**Exercise prompt**
List the lines of this listing that hold the word "주십시오".

**Records supplied**
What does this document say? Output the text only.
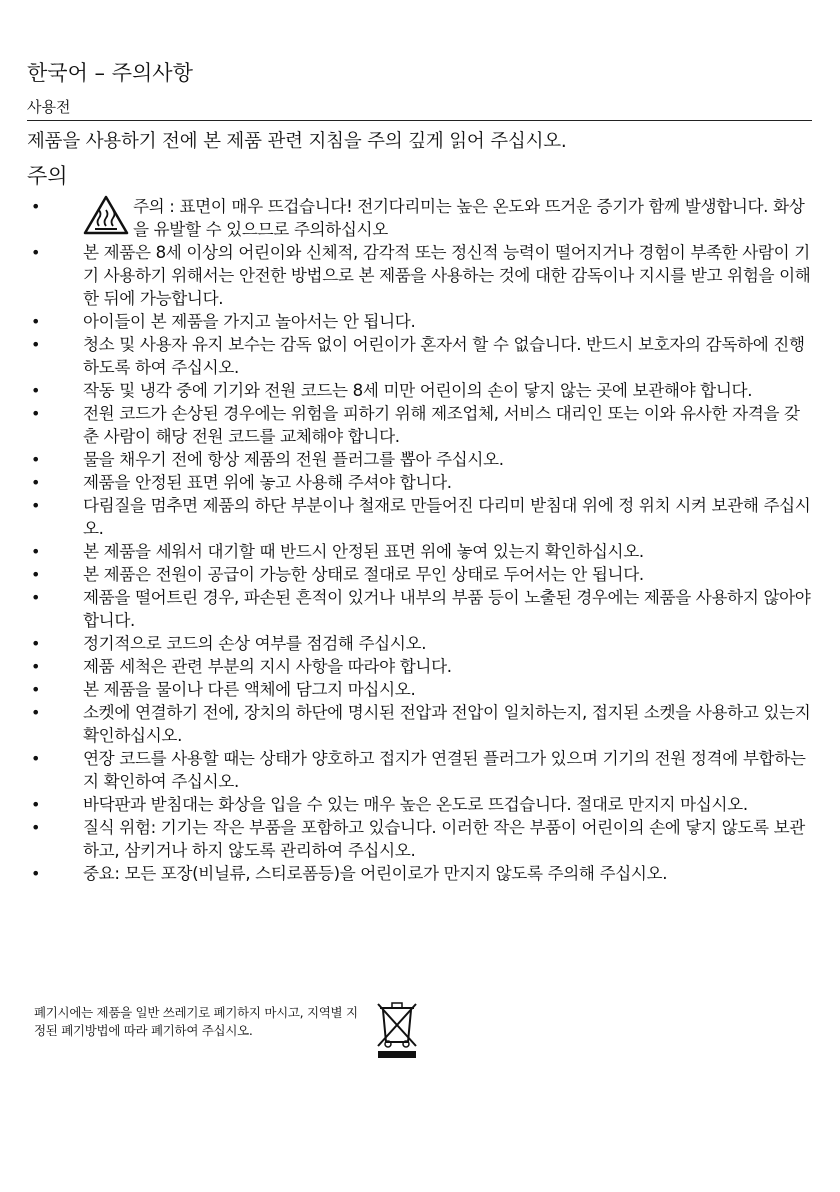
한국어 – 주의사항
사용전
제품을 사용하기 전에 본 제품 관련 지침을 주의 깊게 읽어 주십시오.
주의
•	주의 : 표면이 매우 뜨겁습니다! 전기다리미는 높은 온도와 뜨거운 증기가 함께 발생합니다. 화상을 유발할 수 있으므로 주의하십시오
•	본 제품은 8세 이상의 어린이와 신체적, 감각적 또는 정신적 능력이 떨어지거나 경험이 부족한 사람이 기기 사용하기 위해서는 안전한 방법으로 본 제품을 사용하는 것에 대한 감독이나 지시를 받고 위험을 이해한 뒤에 가능합니다.
•	아이들이 본 제품을 가지고 놀아서는 안 됩니다.
•	청소 및 사용자 유지 보수는 감독 없이 어린이가 혼자서 할 수 없습니다. 반드시 보호자의 감독하에 진행하도록 하여 주십시오.
•	작동 및 냉각 중에 기기와 전원 코드는 8세 미만 어린이의 손이 닿지 않는 곳에 보관해야 합니다.
•	전원 코드가 손상된 경우에는 위험을 피하기 위해 제조업체, 서비스 대리인 또는 이와 유사한 자격을 갖춘 사람이 해당 전원 코드를 교체해야 합니다.
•	물을 채우기 전에 항상 제품의 전원 플러그를 뽑아 주십시오.
•	제품을 안정된 표면 위에 놓고 사용해 주셔야 합니다.
•	다림질을 멈추면 제품의 하단 부분이나 철재로 만들어진 다리미 받침대 위에 정 위치 시켜 보관해 주십시오.
•	본 제품을 세워서 대기할 때 반드시 안정된 표면 위에 놓여 있는지 확인하십시오.
•	본 제품은 전원이 공급이 가능한 상태로 절대로 무인 상태로 두어서는 안 됩니다.
•	제품을 떨어트린 경우, 파손된 흔적이 있거나 내부의 부품 등이 노출된 경우에는 제품을 사용하지 않아야 합니다.
•	정기적으로 코드의 손상 여부를 점검해 주십시오.
•	제품 세척은 관련 부분의 지시 사항을 따라야 합니다.
•	본 제품을 물이나 다른 액체에 담그지 마십시오.
•	소켓에 연결하기 전에, 장치의 하단에 명시된 전압과 전압이 일치하는지, 접지된 소켓을 사용하고 있는지 확인하십시오.
•	연장 코드를 사용할 때는 상태가 양호하고 접지가 연결된 플러그가 있으며 기기의 전원 정격에 부합하는지 확인하여 주십시오.
•	바닥판과 받침대는 화상을 입을 수 있는 매우 높은 온도로 뜨겁습니다. 절대로 만지지 마십시오.
•	질식 위험: 기기는 작은 부품을 포함하고 있습니다. 이러한 작은 부품이 어린이의 손에 닿지 않도록 보관 하고, 삼키거나 하지 않도록 관리하여 주십시오.
•	중요: 모든 포장(비닐류, 스티로폼등)을 어린이로가 만지지 않도록 주의해 주십시오.
폐기시에는 제품을 일반 쓰레기로 폐기하지 마시고, 지역별 지정된 폐기방법에 따라 폐기하여 주십시오.
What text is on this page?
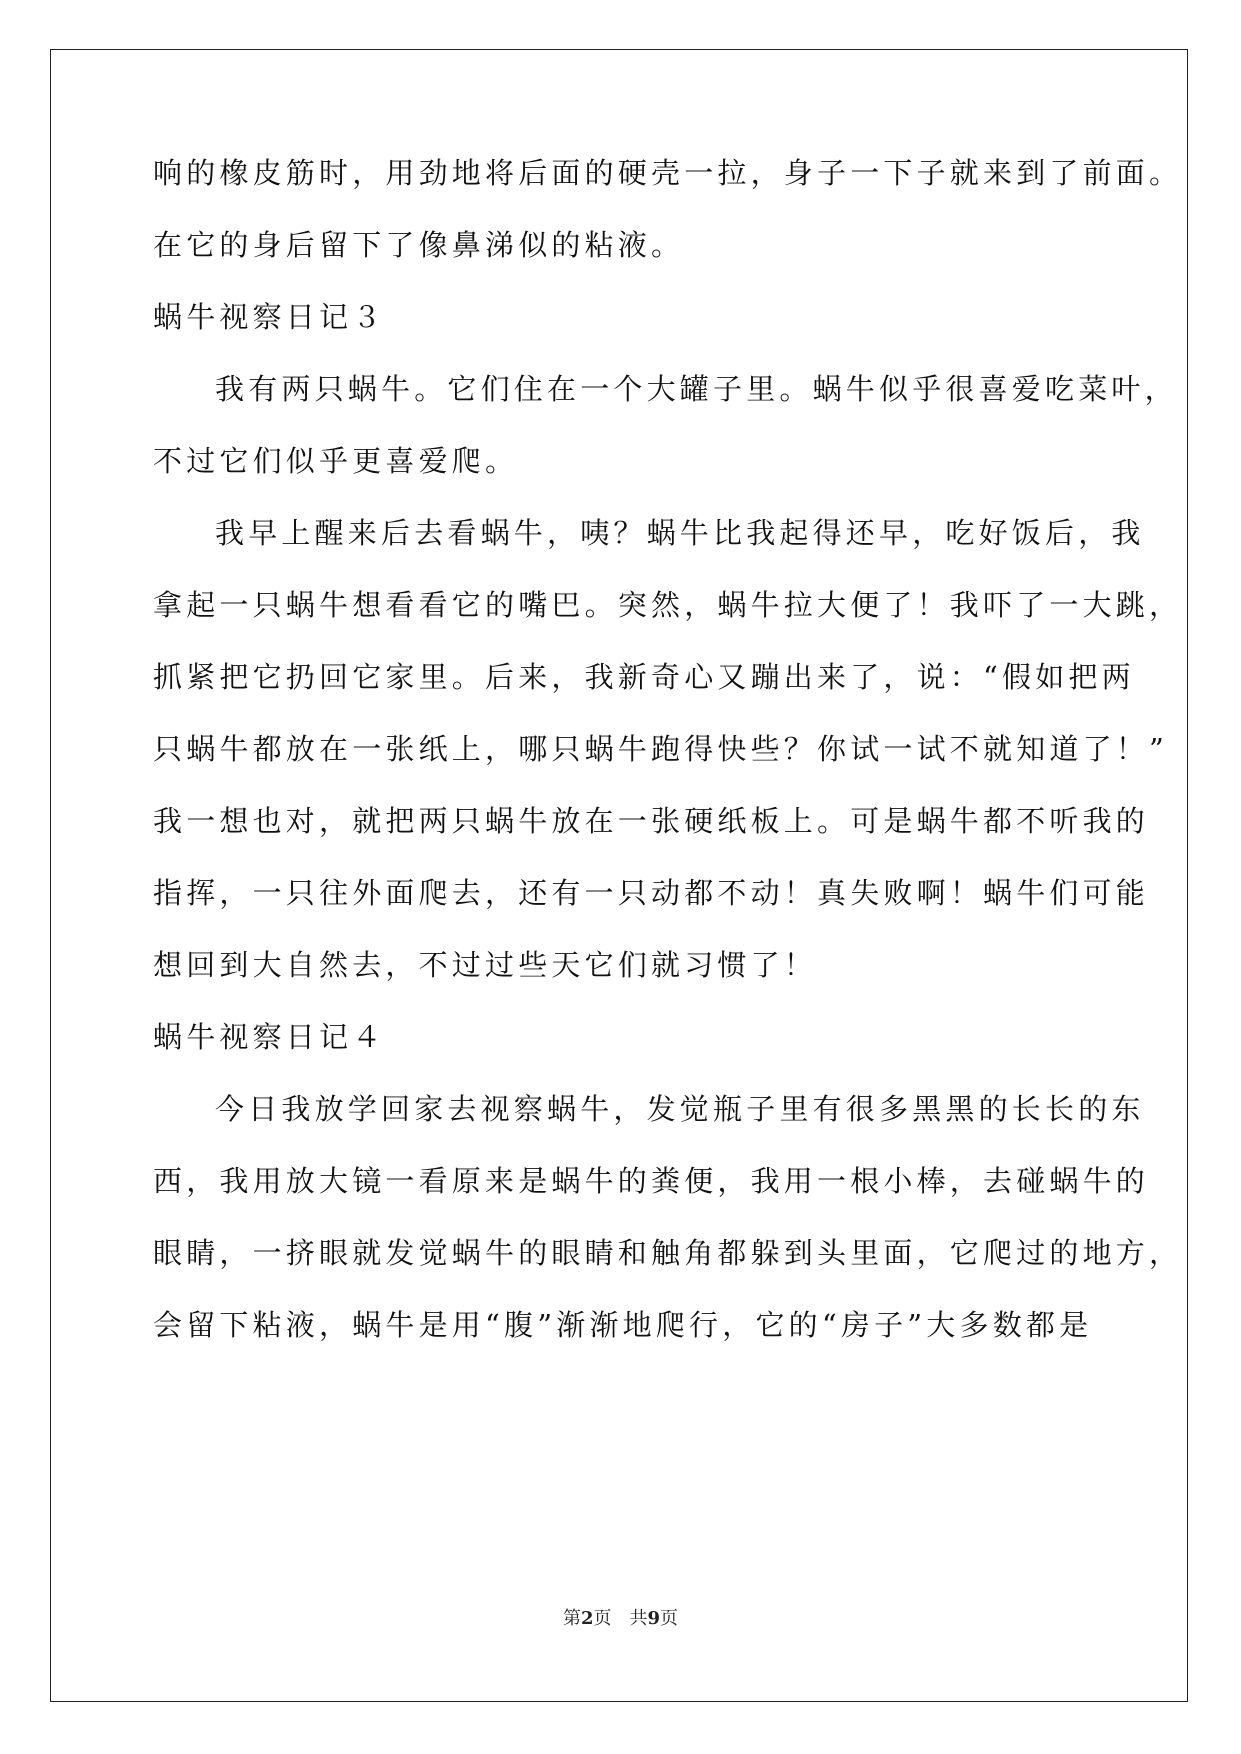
响的橡皮筋时，用劲地将后面的硬壳一拉，身子一下子就来到了前面。
在它的身后留下了像鼻涕似的粘液。
蜗牛视察日记３
我有两只蜗牛。它们住在一个大罐子里。蜗牛似乎很喜爱吃菜叶，
不过它们似乎更喜爱爬。
我早上醒来后去看蜗牛，咦？蜗牛比我起得还早，吃好饭后，我
拿起一只蜗牛想看看它的嘴巴。突然，蜗牛拉大便了！我吓了一大跳，
抓紧把它扔回它家里。后来，我新奇心又蹦出来了，说：“假如把两
只蜗牛都放在一张纸上，哪只蜗牛跑得快些？你试一试不就知道了！”
我一想也对，就把两只蜗牛放在一张硬纸板上。可是蜗牛都不听我的
指挥，一只往外面爬去，还有一只动都不动！真失败啊！蜗牛们可能
想回到大自然去，不过过些天它们就习惯了！
蜗牛视察日记４
今日我放学回家去视察蜗牛，发觉瓶子里有很多黑黑的长长的东
西，我用放大镜一看原来是蜗牛的粪便，我用一根小棒，去碰蜗牛的
眼睛，一挤眼就发觉蜗牛的眼睛和触角都躲到头里面，它爬过的地方，
会留下粘液，蜗牛是用“腹”渐渐地爬行，它的“房子”大多数都是
第2页　共9页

**Response**
제품을 사용하기 전에 본 제품 관련 지침을 주의 깊게 읽어 주십시오.
•	청소 및 사용자 유지 보수는 감독 없이 어린이가 혼자서 할 수 없습니다. 반드시 보호자의 감독하에 진행하도록 하여 주십시오.
•	물을 채우기 전에 항상 제품의 전원 플러그를 뽑아 주십시오.
•	다림질을 멈추면 제품의 하단 부분이나 철재로 만들어진 다리미 받침대 위에 정 위치 시켜 보관해 주십시오.
•	정기적으로 코드의 손상 여부를 점검해 주십시오.
•	연장 코드를 사용할 때는 상태가 양호하고 접지가 연결된 플러그가 있으며 기기의 전원 정격에 부합하는지 확인하여 주십시오.
•	질식 위험: 기기는 작은 부품을 포함하고 있습니다. 이러한 작은 부품이 어린이의 손에 닿지 않도록 보관 하고, 삼키거나 하지 않도록 관리하여 주십시오.
•	중요: 모든 포장(비닐류, 스티로폼등)을 어린이로가 만지지 않도록 주의해 주십시오.
폐기시에는 제품을 일반 쓰레기로 폐기하지 마시고, 지역별 지정된 폐기방법에 따라 폐기하여 주십시오.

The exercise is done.